## EXTRACTED MATERIAL
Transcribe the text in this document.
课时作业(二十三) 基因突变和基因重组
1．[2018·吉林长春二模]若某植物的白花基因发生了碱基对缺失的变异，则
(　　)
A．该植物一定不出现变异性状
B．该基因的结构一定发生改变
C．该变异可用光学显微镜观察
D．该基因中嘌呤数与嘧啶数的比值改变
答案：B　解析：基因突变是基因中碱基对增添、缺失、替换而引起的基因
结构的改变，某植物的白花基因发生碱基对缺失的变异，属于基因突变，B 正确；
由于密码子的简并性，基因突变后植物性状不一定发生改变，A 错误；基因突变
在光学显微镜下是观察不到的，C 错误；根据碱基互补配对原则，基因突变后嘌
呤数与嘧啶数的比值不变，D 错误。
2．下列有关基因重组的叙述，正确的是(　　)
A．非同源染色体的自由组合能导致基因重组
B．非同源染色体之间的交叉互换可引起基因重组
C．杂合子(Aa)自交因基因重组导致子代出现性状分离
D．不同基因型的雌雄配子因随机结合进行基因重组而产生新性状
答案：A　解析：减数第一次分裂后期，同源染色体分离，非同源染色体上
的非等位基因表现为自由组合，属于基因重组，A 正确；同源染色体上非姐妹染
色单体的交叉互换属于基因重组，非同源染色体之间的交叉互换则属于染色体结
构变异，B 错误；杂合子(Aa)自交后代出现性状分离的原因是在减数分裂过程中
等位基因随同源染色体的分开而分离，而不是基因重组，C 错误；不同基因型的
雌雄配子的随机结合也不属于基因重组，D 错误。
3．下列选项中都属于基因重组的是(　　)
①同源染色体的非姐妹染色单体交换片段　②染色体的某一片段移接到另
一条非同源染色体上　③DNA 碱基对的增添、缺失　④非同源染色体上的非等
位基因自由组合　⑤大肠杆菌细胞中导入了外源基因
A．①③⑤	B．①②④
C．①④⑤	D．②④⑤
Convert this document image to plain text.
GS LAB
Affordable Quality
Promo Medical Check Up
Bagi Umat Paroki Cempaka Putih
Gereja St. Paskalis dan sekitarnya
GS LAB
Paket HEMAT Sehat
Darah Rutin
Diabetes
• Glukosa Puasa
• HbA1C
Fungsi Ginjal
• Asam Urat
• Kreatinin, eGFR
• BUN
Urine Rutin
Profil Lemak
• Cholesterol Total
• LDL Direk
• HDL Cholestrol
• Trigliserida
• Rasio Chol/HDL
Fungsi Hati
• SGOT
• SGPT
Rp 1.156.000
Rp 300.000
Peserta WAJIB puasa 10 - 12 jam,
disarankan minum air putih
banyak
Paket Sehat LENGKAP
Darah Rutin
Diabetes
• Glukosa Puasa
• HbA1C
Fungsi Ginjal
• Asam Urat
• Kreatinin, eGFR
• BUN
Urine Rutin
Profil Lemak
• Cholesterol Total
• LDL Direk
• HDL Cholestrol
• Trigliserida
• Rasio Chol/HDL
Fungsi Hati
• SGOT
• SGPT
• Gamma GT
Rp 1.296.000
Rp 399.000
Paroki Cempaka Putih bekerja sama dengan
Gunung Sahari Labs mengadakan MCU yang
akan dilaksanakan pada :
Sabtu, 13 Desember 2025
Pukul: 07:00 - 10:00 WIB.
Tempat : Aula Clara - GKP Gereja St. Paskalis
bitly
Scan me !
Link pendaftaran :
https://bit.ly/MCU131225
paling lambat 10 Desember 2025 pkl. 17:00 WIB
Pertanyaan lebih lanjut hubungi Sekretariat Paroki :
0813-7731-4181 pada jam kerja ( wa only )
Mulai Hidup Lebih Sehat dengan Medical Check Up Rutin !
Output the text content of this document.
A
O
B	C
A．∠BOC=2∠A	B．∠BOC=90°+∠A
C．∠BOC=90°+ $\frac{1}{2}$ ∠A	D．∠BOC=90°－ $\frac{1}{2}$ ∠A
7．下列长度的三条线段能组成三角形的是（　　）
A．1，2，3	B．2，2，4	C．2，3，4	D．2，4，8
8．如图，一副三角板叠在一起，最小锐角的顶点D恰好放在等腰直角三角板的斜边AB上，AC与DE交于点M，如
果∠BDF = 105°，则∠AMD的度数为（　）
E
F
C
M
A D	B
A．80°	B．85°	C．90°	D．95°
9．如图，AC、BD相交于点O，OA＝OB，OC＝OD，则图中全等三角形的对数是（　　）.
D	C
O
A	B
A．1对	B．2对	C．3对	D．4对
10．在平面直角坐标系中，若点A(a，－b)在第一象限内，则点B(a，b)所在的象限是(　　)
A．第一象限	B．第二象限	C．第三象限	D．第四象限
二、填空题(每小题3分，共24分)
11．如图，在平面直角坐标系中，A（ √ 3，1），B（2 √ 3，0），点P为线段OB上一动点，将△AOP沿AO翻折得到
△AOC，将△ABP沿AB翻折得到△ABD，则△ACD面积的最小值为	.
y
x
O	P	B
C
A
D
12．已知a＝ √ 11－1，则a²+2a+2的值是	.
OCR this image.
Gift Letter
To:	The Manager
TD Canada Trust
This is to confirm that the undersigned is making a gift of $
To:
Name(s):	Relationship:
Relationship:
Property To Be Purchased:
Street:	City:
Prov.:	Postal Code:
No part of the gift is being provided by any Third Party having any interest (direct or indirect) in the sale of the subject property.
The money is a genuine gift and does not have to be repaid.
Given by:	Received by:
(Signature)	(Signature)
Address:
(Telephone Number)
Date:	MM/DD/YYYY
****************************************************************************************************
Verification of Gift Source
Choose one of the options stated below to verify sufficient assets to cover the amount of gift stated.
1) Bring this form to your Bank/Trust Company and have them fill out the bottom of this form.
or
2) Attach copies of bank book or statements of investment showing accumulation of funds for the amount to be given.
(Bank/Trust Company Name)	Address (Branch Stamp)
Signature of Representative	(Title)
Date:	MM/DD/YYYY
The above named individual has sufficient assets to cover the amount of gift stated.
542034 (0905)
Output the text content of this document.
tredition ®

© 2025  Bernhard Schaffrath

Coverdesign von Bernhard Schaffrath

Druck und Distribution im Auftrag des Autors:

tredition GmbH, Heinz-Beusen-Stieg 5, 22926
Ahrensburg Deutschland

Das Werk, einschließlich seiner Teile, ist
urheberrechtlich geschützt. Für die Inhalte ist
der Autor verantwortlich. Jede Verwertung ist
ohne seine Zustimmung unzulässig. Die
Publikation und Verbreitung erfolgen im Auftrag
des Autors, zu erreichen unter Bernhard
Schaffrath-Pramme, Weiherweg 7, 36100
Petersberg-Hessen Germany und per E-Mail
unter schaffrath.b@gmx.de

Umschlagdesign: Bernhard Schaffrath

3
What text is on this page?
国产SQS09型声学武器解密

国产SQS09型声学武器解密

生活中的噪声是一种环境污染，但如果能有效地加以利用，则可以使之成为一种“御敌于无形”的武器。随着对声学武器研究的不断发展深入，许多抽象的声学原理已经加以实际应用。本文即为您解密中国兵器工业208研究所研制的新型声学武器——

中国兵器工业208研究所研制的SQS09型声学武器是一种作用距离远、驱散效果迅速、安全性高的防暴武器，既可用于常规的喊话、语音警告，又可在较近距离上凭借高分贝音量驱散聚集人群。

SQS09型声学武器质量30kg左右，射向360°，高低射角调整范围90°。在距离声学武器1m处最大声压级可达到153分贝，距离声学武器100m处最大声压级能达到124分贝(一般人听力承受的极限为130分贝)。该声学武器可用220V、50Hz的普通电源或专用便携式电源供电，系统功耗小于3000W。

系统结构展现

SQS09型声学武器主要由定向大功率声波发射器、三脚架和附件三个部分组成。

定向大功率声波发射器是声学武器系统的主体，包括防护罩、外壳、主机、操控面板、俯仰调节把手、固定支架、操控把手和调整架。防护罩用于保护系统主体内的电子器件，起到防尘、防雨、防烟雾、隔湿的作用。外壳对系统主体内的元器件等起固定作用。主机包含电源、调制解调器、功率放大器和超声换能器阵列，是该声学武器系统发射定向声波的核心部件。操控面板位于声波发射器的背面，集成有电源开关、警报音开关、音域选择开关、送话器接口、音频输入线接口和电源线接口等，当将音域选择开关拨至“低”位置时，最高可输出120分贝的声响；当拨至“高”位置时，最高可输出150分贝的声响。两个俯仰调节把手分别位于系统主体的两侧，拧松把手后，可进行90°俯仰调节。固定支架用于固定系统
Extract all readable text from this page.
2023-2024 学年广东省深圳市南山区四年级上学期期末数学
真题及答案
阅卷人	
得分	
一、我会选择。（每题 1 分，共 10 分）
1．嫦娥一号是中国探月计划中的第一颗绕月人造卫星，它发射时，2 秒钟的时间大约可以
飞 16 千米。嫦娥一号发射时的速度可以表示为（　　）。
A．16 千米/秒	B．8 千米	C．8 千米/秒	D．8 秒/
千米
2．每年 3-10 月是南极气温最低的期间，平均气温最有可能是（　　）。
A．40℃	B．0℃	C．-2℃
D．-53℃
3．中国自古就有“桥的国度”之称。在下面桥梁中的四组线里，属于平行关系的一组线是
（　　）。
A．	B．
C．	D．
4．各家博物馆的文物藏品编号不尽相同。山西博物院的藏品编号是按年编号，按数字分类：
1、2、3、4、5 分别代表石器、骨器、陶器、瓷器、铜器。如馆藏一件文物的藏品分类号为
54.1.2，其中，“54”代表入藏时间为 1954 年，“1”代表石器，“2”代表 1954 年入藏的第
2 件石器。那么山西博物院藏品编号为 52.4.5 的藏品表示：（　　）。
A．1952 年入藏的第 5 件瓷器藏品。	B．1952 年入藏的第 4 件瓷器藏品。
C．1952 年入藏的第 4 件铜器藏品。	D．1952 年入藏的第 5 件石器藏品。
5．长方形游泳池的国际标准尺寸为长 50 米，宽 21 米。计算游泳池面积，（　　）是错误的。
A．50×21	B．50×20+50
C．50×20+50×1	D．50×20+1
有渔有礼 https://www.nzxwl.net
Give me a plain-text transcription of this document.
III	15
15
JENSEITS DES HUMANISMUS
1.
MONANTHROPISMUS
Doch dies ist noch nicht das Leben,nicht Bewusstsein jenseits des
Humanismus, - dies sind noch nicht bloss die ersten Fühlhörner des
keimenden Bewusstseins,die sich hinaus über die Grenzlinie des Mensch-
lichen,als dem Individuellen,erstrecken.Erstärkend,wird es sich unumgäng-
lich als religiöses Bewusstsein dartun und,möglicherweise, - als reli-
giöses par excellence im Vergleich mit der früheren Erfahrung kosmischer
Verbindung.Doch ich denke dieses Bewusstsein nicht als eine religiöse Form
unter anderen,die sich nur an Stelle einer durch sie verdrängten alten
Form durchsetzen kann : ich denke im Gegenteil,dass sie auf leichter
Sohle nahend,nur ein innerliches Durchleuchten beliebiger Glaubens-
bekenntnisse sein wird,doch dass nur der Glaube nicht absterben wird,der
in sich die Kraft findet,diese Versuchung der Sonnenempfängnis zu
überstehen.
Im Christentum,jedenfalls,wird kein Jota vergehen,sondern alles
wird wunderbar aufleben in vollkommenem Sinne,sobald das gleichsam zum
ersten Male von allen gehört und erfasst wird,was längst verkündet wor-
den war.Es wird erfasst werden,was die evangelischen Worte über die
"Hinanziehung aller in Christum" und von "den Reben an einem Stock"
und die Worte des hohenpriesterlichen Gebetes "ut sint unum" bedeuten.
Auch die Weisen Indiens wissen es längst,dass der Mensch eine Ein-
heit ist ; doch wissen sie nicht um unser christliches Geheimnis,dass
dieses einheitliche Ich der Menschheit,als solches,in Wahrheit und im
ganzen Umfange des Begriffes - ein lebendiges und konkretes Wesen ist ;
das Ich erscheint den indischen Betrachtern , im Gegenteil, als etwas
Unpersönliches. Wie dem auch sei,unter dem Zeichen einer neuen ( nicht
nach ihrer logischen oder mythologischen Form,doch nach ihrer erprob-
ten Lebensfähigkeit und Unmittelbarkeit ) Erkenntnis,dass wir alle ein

## WHAT YOU SHOULD DO
From the listing above, copy every line that holds the string "Paskalis".

## ANSWER TO THE TASK
Gereja St. Paskalis dan sekitarnya
Tempat : Aula Clara - GKP Gereja St. Paskalis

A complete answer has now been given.